* **TASK BRIEF**
Find and return each line containing "this".

[A run of records]
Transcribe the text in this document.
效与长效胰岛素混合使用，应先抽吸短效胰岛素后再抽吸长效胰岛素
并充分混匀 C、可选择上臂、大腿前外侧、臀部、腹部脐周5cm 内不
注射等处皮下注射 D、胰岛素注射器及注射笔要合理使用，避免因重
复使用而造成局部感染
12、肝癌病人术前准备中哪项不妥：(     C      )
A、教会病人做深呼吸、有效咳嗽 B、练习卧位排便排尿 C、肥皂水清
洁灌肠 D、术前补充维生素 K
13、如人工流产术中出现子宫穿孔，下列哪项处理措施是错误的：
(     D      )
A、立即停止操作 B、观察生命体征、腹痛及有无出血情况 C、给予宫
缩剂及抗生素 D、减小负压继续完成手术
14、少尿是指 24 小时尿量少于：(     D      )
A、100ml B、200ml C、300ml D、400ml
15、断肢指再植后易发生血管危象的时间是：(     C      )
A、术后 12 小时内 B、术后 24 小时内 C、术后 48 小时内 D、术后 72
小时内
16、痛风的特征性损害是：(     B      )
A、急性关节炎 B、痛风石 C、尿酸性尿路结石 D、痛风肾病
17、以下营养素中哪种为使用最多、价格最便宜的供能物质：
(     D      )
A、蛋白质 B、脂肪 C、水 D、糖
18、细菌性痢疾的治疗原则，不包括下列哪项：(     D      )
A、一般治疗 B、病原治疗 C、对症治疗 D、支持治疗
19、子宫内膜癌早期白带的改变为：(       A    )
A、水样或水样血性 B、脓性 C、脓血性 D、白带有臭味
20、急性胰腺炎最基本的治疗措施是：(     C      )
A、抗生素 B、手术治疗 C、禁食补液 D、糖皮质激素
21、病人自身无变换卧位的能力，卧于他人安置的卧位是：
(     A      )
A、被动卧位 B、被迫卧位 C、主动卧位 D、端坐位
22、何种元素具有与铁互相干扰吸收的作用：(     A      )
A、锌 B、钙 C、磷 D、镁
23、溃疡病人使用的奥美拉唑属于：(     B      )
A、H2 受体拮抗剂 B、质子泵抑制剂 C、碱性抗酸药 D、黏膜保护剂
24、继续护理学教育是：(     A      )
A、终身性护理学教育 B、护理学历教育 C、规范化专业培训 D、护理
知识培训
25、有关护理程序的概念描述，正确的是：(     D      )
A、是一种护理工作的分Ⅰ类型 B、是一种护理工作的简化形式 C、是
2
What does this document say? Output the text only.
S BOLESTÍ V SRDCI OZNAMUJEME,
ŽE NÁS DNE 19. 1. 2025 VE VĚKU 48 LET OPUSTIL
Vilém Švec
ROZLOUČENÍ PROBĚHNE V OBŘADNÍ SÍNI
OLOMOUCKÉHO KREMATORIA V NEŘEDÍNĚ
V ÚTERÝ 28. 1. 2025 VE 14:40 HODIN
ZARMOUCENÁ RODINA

* **IN RESPONSE**
Transcribe the text in this document.
What does this document say? Output the text only.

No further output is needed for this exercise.